* [What the exercise asks]
Below is a block of records; repeat all of them exactly.

____________________

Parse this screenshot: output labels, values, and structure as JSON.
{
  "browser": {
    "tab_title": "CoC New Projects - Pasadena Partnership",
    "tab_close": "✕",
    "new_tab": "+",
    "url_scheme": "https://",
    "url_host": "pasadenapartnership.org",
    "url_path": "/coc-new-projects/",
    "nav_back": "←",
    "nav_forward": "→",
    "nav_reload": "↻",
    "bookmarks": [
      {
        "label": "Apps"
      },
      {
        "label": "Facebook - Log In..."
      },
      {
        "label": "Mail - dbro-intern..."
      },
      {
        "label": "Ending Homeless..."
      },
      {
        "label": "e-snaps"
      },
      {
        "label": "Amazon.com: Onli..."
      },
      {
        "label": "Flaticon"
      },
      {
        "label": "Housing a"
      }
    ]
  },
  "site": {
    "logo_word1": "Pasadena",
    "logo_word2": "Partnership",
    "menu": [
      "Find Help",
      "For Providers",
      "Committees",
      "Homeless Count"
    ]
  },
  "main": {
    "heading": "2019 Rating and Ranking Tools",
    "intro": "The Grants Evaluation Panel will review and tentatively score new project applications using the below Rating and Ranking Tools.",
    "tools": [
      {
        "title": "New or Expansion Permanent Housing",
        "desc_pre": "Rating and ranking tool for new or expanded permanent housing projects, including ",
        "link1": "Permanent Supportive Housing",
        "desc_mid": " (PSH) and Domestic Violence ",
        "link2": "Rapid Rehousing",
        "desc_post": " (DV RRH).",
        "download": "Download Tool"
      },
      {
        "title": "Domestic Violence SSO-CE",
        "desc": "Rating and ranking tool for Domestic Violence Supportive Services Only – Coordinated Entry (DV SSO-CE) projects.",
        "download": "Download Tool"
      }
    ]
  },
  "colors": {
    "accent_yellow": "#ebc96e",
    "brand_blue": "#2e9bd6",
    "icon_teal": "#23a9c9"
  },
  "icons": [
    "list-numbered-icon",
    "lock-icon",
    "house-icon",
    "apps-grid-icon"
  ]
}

____________________

* [Task solution]
Parse this screenshot: output labels, values, and structure as JSON.
{
  "browser": {
    "tab_title": "CoC New Projects - Pasadena Partnership",
    "tab_close": "✕",
    "new_tab": "+",
    "url_scheme": "https://",
    "url_host": "pasadenapartnership.org",
    "url_path": "/coc-new-projects/",
    "nav_back": "←",
    "nav_forward": "→",
    "nav_reload": "↻",
    "bookmarks": [
      {
        "label": "Apps"
      },
      {
        "label": "Facebook - Log In..."
      },
      {
        "label": "Mail - dbro-intern..."
      },
      {
        "label": "Ending Homeless..."
      },
      {
        "label": "e-snaps"
      },
      {
        "label": "Amazon.com: Onli..."
      },
      {
        "label": "Flaticon"
      },
      {
        "label": "Housing a"
      }
    ]
  },
  "site": {
    "logo_word1": "Pasadena",
    "logo_word2": "Partnership",
    "menu": [
      "Find Help",
      "For Providers",
      "Committees",
      "Homeless Count"
    ]
  },
  "main": {
    "heading": "2019 Rating and Ranking Tools",
    "intro": "The Grants Evaluation Panel will review and tentatively score new project applications using the below Rating and Ranking Tools.",
    "tools": [
      {
        "title": "New or Expansion Permanent Housing",
        "desc_pre": "Rating and ranking tool for new or expanded permanent housing projects, including ",
        "link1": "Permanent Supportive Housing",
        "desc_mid": " (PSH) and Domestic Violence ",
        "link2": "Rapid Rehousing",
        "desc_post": " (DV RRH).",
        "download": "Download Tool"
      },
      {
        "title": "Domestic Violence SSO-CE",
        "desc": "Rating and ranking tool for Domestic Violence Supportive Services Only – Coordinated Entry (DV SSO-CE) projects.",
        "download": "Download Tool"
      }
    ]
  },
  "colors": {
    "accent_yellow": "#ebc96e",
    "brand_blue": "#2e9bd6",
    "icon_teal": "#23a9c9"
  },
  "icons": [
    "list-numbered-icon",
    "lock-icon",
    "house-icon",
    "apps-grid-icon"
  ]
}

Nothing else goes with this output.